Saved entries:
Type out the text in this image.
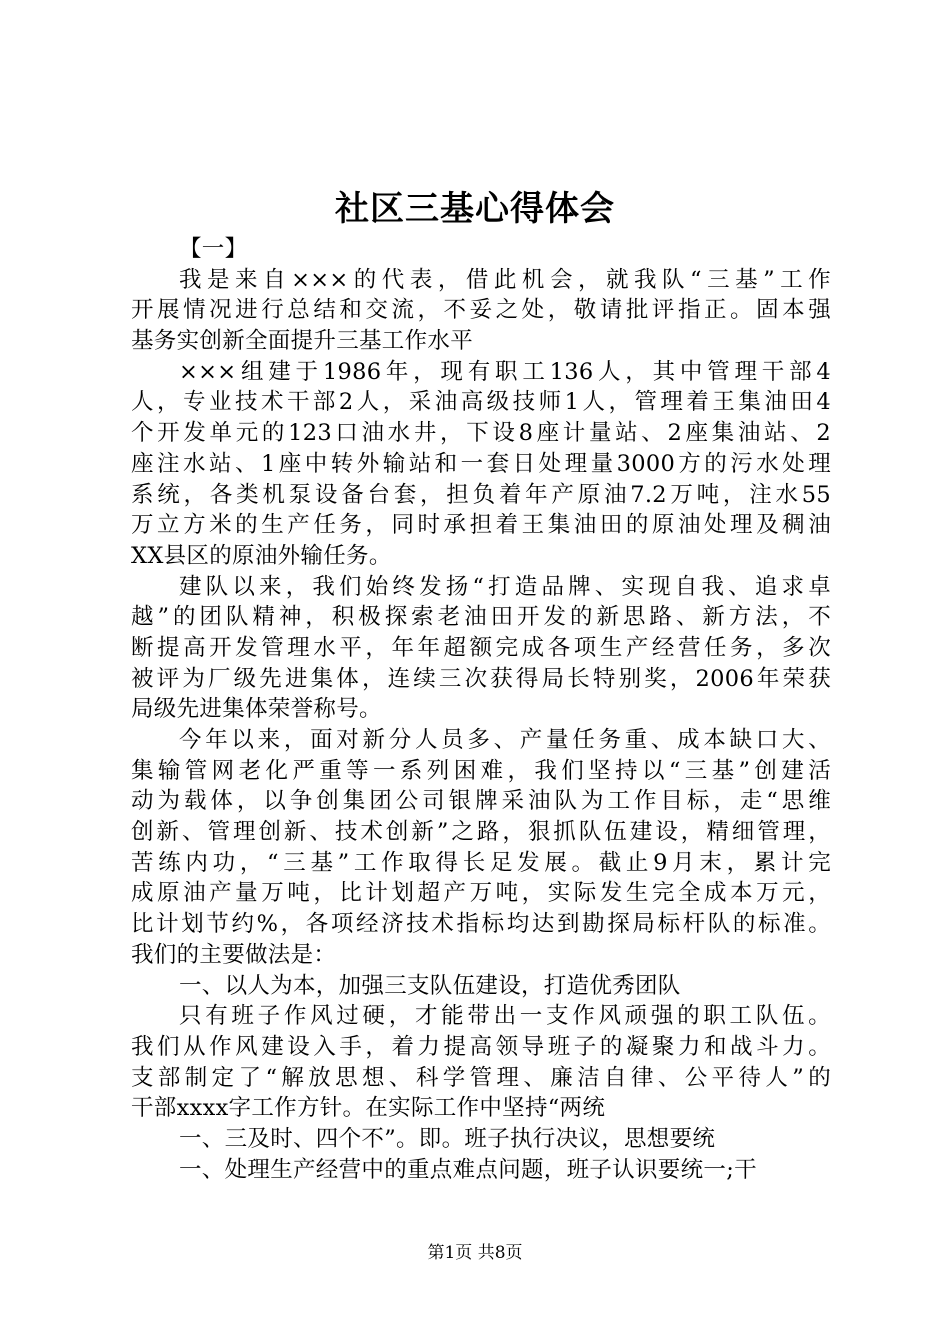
社区三基心得体会
【一】
我是来自×××的代表，借此机会，就我队“三基”工作
开展情况进行总结和交流，不妥之处，敬请批评指正。固本强
基务实创新全面提升三基工作水平
×××组建于1986年，现有职工136人，其中管理干部4
人，专业技术干部2人，采油高级技师1人，管理着王集油田4
个开发单元的123口油水井，下设8座计量站、2座集油站、2
座注水站、1座中转外输站和一套日处理量3000方的污水处理
系统，各类机泵设备台套，担负着年产原油7.2万吨，注水55
万立方米的生产任务，同时承担着王集油田的原油处理及稠油
XX县区的原油外输任务。
建队以来，我们始终发扬“打造品牌、实现自我、追求卓
越”的团队精神，积极探索老油田开发的新思路、新方法，不
断提高开发管理水平，年年超额完成各项生产经营任务，多次
被评为厂级先进集体，连续三次获得局长特别奖，2006年荣获
局级先进集体荣誉称号。
今年以来，面对新分人员多、产量任务重、成本缺口大、
集输管网老化严重等一系列困难，我们坚持以“三基”创建活
动为载体，以争创集团公司银牌采油队为工作目标，走“思维
创新、管理创新、技术创新”之路，狠抓队伍建设，精细管理，
苦练内功，“三基”工作取得长足发展。截止9月末，累计完
成原油产量万吨，比计划超产万吨，实际发生完全成本万元，
比计划节约%，各项经济技术指标均达到勘探局标杆队的标准。
我们的主要做法是：
一、以人为本，加强三支队伍建设，打造优秀团队
只有班子作风过硬，才能带出一支作风顽强的职工队伍。
我们从作风建设入手，着力提高领导班子的凝聚力和战斗力。
支部制定了“解放思想、科学管理、廉洁自律、公平待人”的
干部xxxx字工作方针。在实际工作中坚持“两统
一、三及时、四个不”。即。班子执行决议，思想要统
一、处理生产经营中的重点难点问题，班子认识要统一;干
第1页 共8页
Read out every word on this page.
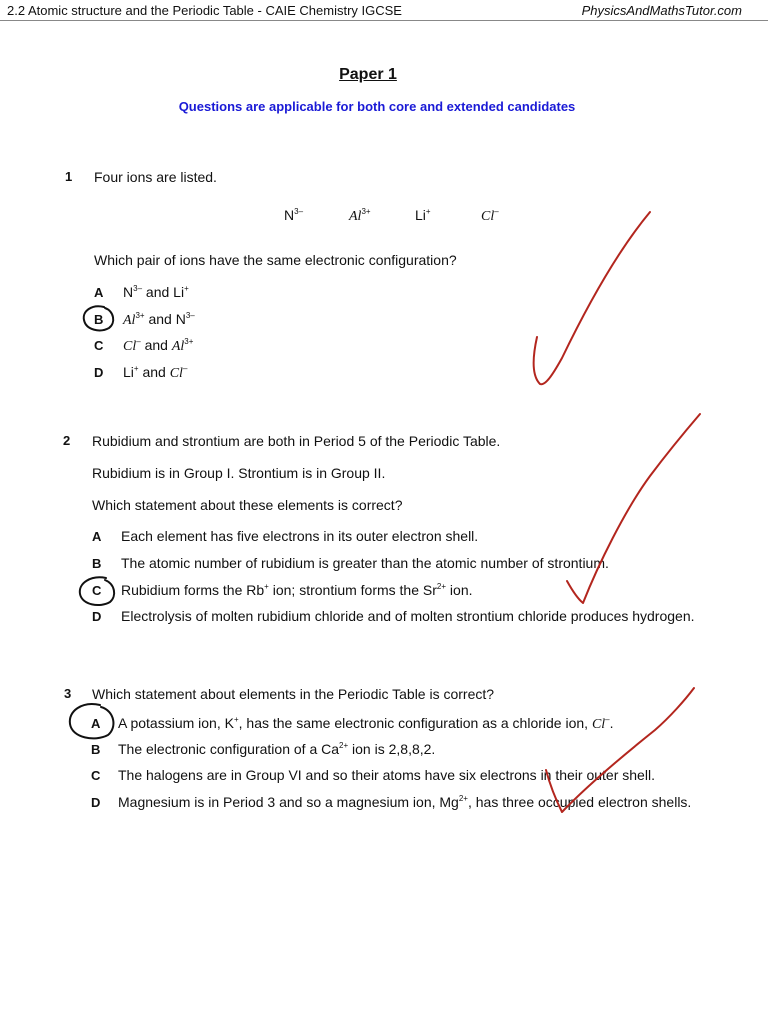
2.2 Atomic structure and the Periodic Table - CAIE Chemistry IGCSE	PhysicsAndMathsTutor.com
Paper 1
Questions are applicable for both core and extended candidates
1 Four ions are listed.
$N^{3-}$	$Al^{3+}$	Li+	Cl–
Which pair of ions have the same electronic configuration?
A $N^{3-}$ and Li+
B $Al^{3+}$ and $N^{3-}$
C Cl– and $Al^{3+}$
D Li+ and Cl–
2 Rubidium and strontium are both in Period 5 of the Periodic Table.
Rubidium is in Group I. Strontium is in Group II.
Which statement about these elements is correct?
A Each element has five electrons in its outer electron shell.
B The atomic number of rubidium is greater than the atomic number of strontium.
C Rubidium forms the Rb+ ion; strontium forms the $Sr^{2+}$ ion.
D Electrolysis of molten rubidium chloride and of molten strontium chloride produces hydrogen.
3 Which statement about elements in the Periodic Table is correct?
A A potassium ion, K+, has the same electronic configuration as a chloride ion, Cl–.
B The electronic configuration of a $Ca^{2+}$ ion is 2,8,8,2.
C The halogens are in Group VI and so their atoms have six electrons in their outer shell.
D Magnesium is in Period 3 and so a magnesium ion, $Mg^{2+}$, has three occupied electron shells.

AIM: Count how many lines of the material hold the string "chloride". Give the number and nothing more.

COMPLETE RESPONSE: 2